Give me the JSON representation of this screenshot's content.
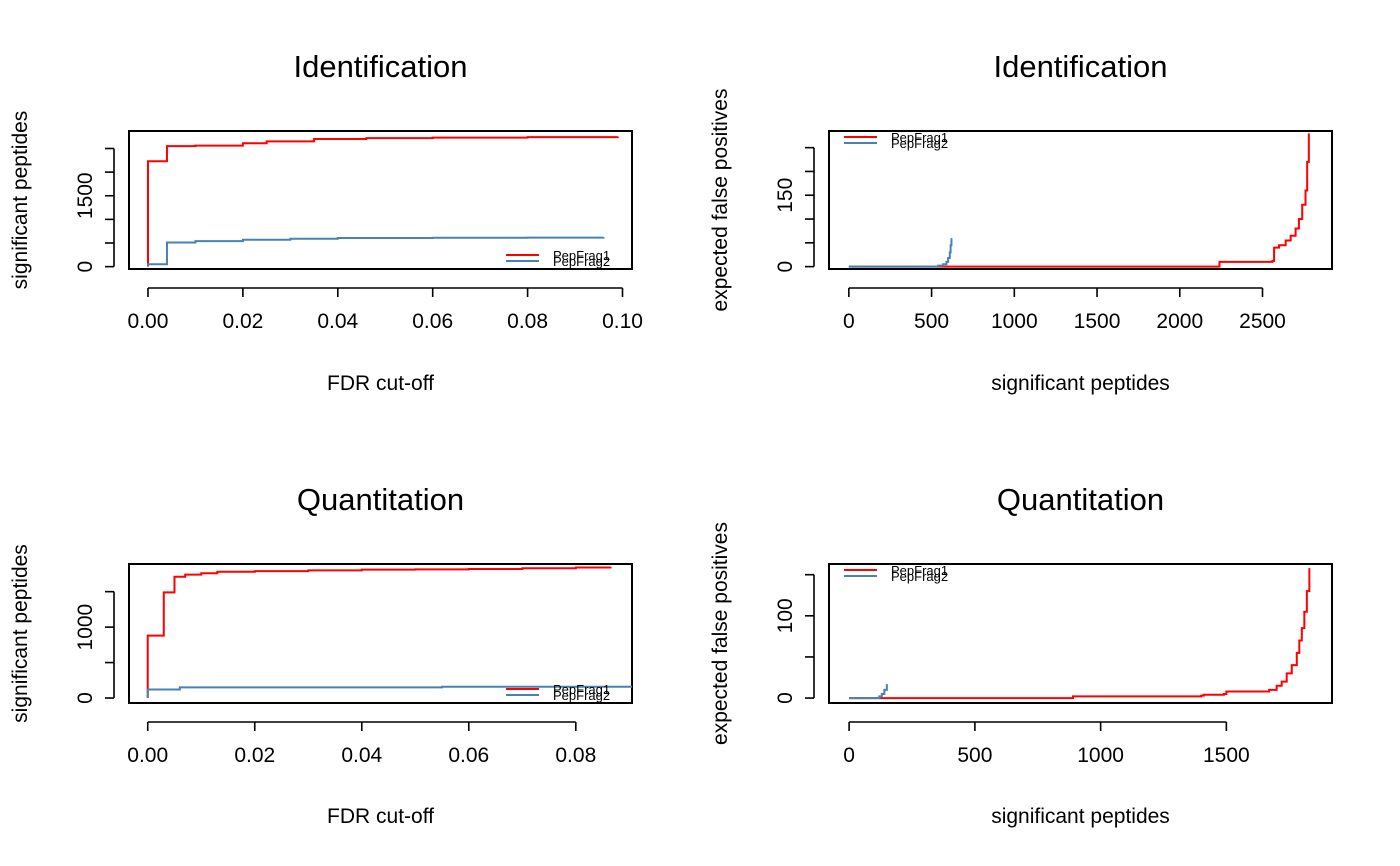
{
  "colors": {
    "PepFrag1": "#ff0000",
    "PepFrag2": "#4682b4"
  },
  "chart_data": [
    {
      "type": "line",
      "title": "Identification",
      "xlabel": "FDR cut-off",
      "ylabel": "significant peptides",
      "xlim": [
        -0.004,
        0.102
      ],
      "ylim": [
        -50,
        2870
      ],
      "x_ticks": [
        0.0,
        0.02,
        0.04,
        0.06,
        0.08,
        0.1
      ],
      "x_tick_labels": [
        "0.00",
        "0.02",
        "0.04",
        "0.06",
        "0.08",
        "0.10"
      ],
      "y_ticks": [
        0,
        500,
        1000,
        1500,
        2000,
        2500
      ],
      "y_tick_labels": [
        "0",
        "",
        "",
        "1500",
        "",
        ""
      ],
      "legend": {
        "position": "bottom-right",
        "entries": [
          "PepFrag1",
          "PepFrag2"
        ]
      },
      "series": [
        {
          "name": "PepFrag1",
          "step": true,
          "x": [
            0.0,
            0.0,
            0.004,
            0.004,
            0.01,
            0.02,
            0.025,
            0.035,
            0.046,
            0.06,
            0.08,
            0.099
          ],
          "y": [
            0,
            2230,
            2230,
            2550,
            2560,
            2610,
            2650,
            2700,
            2720,
            2730,
            2740,
            2750
          ]
        },
        {
          "name": "PepFrag2",
          "step": true,
          "x": [
            0.0,
            0.0,
            0.004,
            0.004,
            0.01,
            0.02,
            0.03,
            0.04,
            0.06,
            0.08,
            0.096
          ],
          "y": [
            0,
            50,
            50,
            510,
            540,
            570,
            590,
            605,
            610,
            615,
            625
          ]
        }
      ]
    },
    {
      "type": "line",
      "title": "Identification",
      "xlabel": "significant peptides",
      "ylabel": "expected false positives",
      "xlim": [
        -120,
        2920
      ],
      "ylim": [
        -5,
        285
      ],
      "x_ticks": [
        0,
        500,
        1000,
        1500,
        2000,
        2500
      ],
      "x_tick_labels": [
        "0",
        "500",
        "1000",
        "1500",
        "2000",
        "2500"
      ],
      "y_ticks": [
        0,
        50,
        100,
        150,
        200,
        250
      ],
      "y_tick_labels": [
        "0",
        "",
        "",
        "150",
        "",
        ""
      ],
      "legend": {
        "position": "top-left",
        "entries": [
          "PepFrag1",
          "PepFrag2"
        ]
      },
      "series": [
        {
          "name": "PepFrag1",
          "step": true,
          "x": [
            0,
            2230,
            2240,
            2560,
            2570,
            2600,
            2640,
            2670,
            2700,
            2720,
            2740,
            2760,
            2770,
            2780
          ],
          "y": [
            0,
            0,
            10,
            12,
            40,
            45,
            55,
            65,
            80,
            100,
            130,
            160,
            220,
            280
          ]
        },
        {
          "name": "PepFrag2",
          "step": true,
          "x": [
            0,
            500,
            540,
            570,
            590,
            600,
            610,
            615,
            620
          ],
          "y": [
            0,
            0,
            2,
            5,
            10,
            18,
            30,
            45,
            60
          ]
        }
      ]
    },
    {
      "type": "line",
      "title": "Quantitation",
      "xlabel": "FDR cut-off",
      "ylabel": "significant peptides",
      "xlim": [
        -0.0035,
        0.0905
      ],
      "ylim": [
        -70,
        1890
      ],
      "x_ticks": [
        0.0,
        0.02,
        0.04,
        0.06,
        0.08
      ],
      "x_tick_labels": [
        "0.00",
        "0.02",
        "0.04",
        "0.06",
        "0.08"
      ],
      "y_ticks": [
        0,
        500,
        1000,
        1500
      ],
      "y_tick_labels": [
        "0",
        "",
        "1000",
        ""
      ],
      "legend": {
        "position": "bottom-right",
        "entries": [
          "PepFrag1",
          "PepFrag2"
        ]
      },
      "series": [
        {
          "name": "PepFrag1",
          "step": true,
          "x": [
            0.0,
            0.0,
            0.003,
            0.003,
            0.005,
            0.005,
            0.007,
            0.01,
            0.013,
            0.02,
            0.03,
            0.04,
            0.05,
            0.06,
            0.07,
            0.08,
            0.0865
          ],
          "y": [
            0,
            880,
            880,
            1490,
            1490,
            1710,
            1740,
            1760,
            1780,
            1790,
            1800,
            1810,
            1815,
            1820,
            1830,
            1840,
            1850
          ]
        },
        {
          "name": "PepFrag2",
          "step": true,
          "x": [
            0.0,
            0.0,
            0.006,
            0.006,
            0.02,
            0.04,
            0.055,
            0.0905
          ],
          "y": [
            0,
            120,
            120,
            150,
            150,
            150,
            160,
            160
          ]
        }
      ]
    },
    {
      "type": "line",
      "title": "Quantitation",
      "xlabel": "significant peptides",
      "ylabel": "expected false positives",
      "xlim": [
        -80,
        1920
      ],
      "ylim": [
        -6,
        163
      ],
      "x_ticks": [
        0,
        500,
        1000,
        1500
      ],
      "x_tick_labels": [
        "0",
        "500",
        "1000",
        "1500"
      ],
      "y_ticks": [
        0,
        50,
        100,
        150
      ],
      "y_tick_labels": [
        "0",
        "",
        "100",
        ""
      ],
      "legend": {
        "position": "top-left",
        "entries": [
          "PepFrag1",
          "PepFrag2"
        ]
      },
      "series": [
        {
          "name": "PepFrag1",
          "step": true,
          "x": [
            0,
            880,
            890,
            1400,
            1410,
            1490,
            1500,
            1670,
            1700,
            1720,
            1740,
            1760,
            1780,
            1790,
            1800,
            1810,
            1820,
            1830
          ],
          "y": [
            0,
            0,
            2,
            3,
            4,
            5,
            8,
            10,
            15,
            20,
            30,
            40,
            55,
            70,
            85,
            105,
            130,
            158
          ]
        },
        {
          "name": "PepFrag2",
          "step": true,
          "x": [
            0,
            110,
            120,
            130,
            140,
            150
          ],
          "y": [
            0,
            0,
            2,
            5,
            10,
            17
          ]
        }
      ]
    }
  ]
}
============
● **REQUIRED WORK**: Only the entries themselves should be output, word for word, with all pictures omitted.

● **RESPONSE AREA**:
Give me the JSON representation of this screenshot's content.
{
  "colors": {
    "PepFrag1": "#ff0000",
    "PepFrag2": "#4682b4"
  },
  "chart_data": [
    {
      "type": "line",
      "title": "Identification",
      "xlabel": "FDR cut-off",
      "ylabel": "significant peptides",
      "xlim": [
        -0.004,
        0.102
      ],
      "ylim": [
        -50,
        2870
      ],
      "x_ticks": [
        0.0,
        0.02,
        0.04,
        0.06,
        0.08,
        0.1
      ],
      "x_tick_labels": [
        "0.00",
        "0.02",
        "0.04",
        "0.06",
        "0.08",
        "0.10"
      ],
      "y_ticks": [
        0,
        500,
        1000,
        1500,
        2000,
        2500
      ],
      "y_tick_labels": [
        "0",
        "",
        "",
        "1500",
        "",
        ""
      ],
      "legend": {
        "position": "bottom-right",
        "entries": [
          "PepFrag1",
          "PepFrag2"
        ]
      },
      "series": [
        {
          "name": "PepFrag1",
          "step": true,
          "x": [
            0.0,
            0.0,
            0.004,
            0.004,
            0.01,
            0.02,
            0.025,
            0.035,
            0.046,
            0.06,
            0.08,
            0.099
          ],
          "y": [
            0,
            2230,
            2230,
            2550,
            2560,
            2610,
            2650,
            2700,
            2720,
            2730,
            2740,
            2750
          ]
        },
        {
          "name": "PepFrag2",
          "step": true,
          "x": [
            0.0,
            0.0,
            0.004,
            0.004,
            0.01,
            0.02,
            0.03,
            0.04,
            0.06,
            0.08,
            0.096
          ],
          "y": [
            0,
            50,
            50,
            510,
            540,
            570,
            590,
            605,
            610,
            615,
            625
          ]
        }
      ]
    },
    {
      "type": "line",
      "title": "Identification",
      "xlabel": "significant peptides",
      "ylabel": "expected false positives",
      "xlim": [
        -120,
        2920
      ],
      "ylim": [
        -5,
        285
      ],
      "x_ticks": [
        0,
        500,
        1000,
        1500,
        2000,
        2500
      ],
      "x_tick_labels": [
        "0",
        "500",
        "1000",
        "1500",
        "2000",
        "2500"
      ],
      "y_ticks": [
        0,
        50,
        100,
        150,
        200,
        250
      ],
      "y_tick_labels": [
        "0",
        "",
        "",
        "150",
        "",
        ""
      ],
      "legend": {
        "position": "top-left",
        "entries": [
          "PepFrag1",
          "PepFrag2"
        ]
      },
      "series": [
        {
          "name": "PepFrag1",
          "step": true,
          "x": [
            0,
            2230,
            2240,
            2560,
            2570,
            2600,
            2640,
            2670,
            2700,
            2720,
            2740,
            2760,
            2770,
            2780
          ],
          "y": [
            0,
            0,
            10,
            12,
            40,
            45,
            55,
            65,
            80,
            100,
            130,
            160,
            220,
            280
          ]
        },
        {
          "name": "PepFrag2",
          "step": true,
          "x": [
            0,
            500,
            540,
            570,
            590,
            600,
            610,
            615,
            620
          ],
          "y": [
            0,
            0,
            2,
            5,
            10,
            18,
            30,
            45,
            60
          ]
        }
      ]
    },
    {
      "type": "line",
      "title": "Quantitation",
      "xlabel": "FDR cut-off",
      "ylabel": "significant peptides",
      "xlim": [
        -0.0035,
        0.0905
      ],
      "ylim": [
        -70,
        1890
      ],
      "x_ticks": [
        0.0,
        0.02,
        0.04,
        0.06,
        0.08
      ],
      "x_tick_labels": [
        "0.00",
        "0.02",
        "0.04",
        "0.06",
        "0.08"
      ],
      "y_ticks": [
        0,
        500,
        1000,
        1500
      ],
      "y_tick_labels": [
        "0",
        "",
        "1000",
        ""
      ],
      "legend": {
        "position": "bottom-right",
        "entries": [
          "PepFrag1",
          "PepFrag2"
        ]
      },
      "series": [
        {
          "name": "PepFrag1",
          "step": true,
          "x": [
            0.0,
            0.0,
            0.003,
            0.003,
            0.005,
            0.005,
            0.007,
            0.01,
            0.013,
            0.02,
            0.03,
            0.04,
            0.05,
            0.06,
            0.07,
            0.08,
            0.0865
          ],
          "y": [
            0,
            880,
            880,
            1490,
            1490,
            1710,
            1740,
            1760,
            1780,
            1790,
            1800,
            1810,
            1815,
            1820,
            1830,
            1840,
            1850
          ]
        },
        {
          "name": "PepFrag2",
          "step": true,
          "x": [
            0.0,
            0.0,
            0.006,
            0.006,
            0.02,
            0.04,
            0.055,
            0.0905
          ],
          "y": [
            0,
            120,
            120,
            150,
            150,
            150,
            160,
            160
          ]
        }
      ]
    },
    {
      "type": "line",
      "title": "Quantitation",
      "xlabel": "significant peptides",
      "ylabel": "expected false positives",
      "xlim": [
        -80,
        1920
      ],
      "ylim": [
        -6,
        163
      ],
      "x_ticks": [
        0,
        500,
        1000,
        1500
      ],
      "x_tick_labels": [
        "0",
        "500",
        "1000",
        "1500"
      ],
      "y_ticks": [
        0,
        50,
        100,
        150
      ],
      "y_tick_labels": [
        "0",
        "",
        "100",
        ""
      ],
      "legend": {
        "position": "top-left",
        "entries": [
          "PepFrag1",
          "PepFrag2"
        ]
      },
      "series": [
        {
          "name": "PepFrag1",
          "step": true,
          "x": [
            0,
            880,
            890,
            1400,
            1410,
            1490,
            1500,
            1670,
            1700,
            1720,
            1740,
            1760,
            1780,
            1790,
            1800,
            1810,
            1820,
            1830
          ],
          "y": [
            0,
            0,
            2,
            3,
            4,
            5,
            8,
            10,
            15,
            20,
            30,
            40,
            55,
            70,
            85,
            105,
            130,
            158
          ]
        },
        {
          "name": "PepFrag2",
          "step": true,
          "x": [
            0,
            110,
            120,
            130,
            140,
            150
          ],
          "y": [
            0,
            0,
            2,
            5,
            10,
            17
          ]
        }
      ]
    }
  ]
}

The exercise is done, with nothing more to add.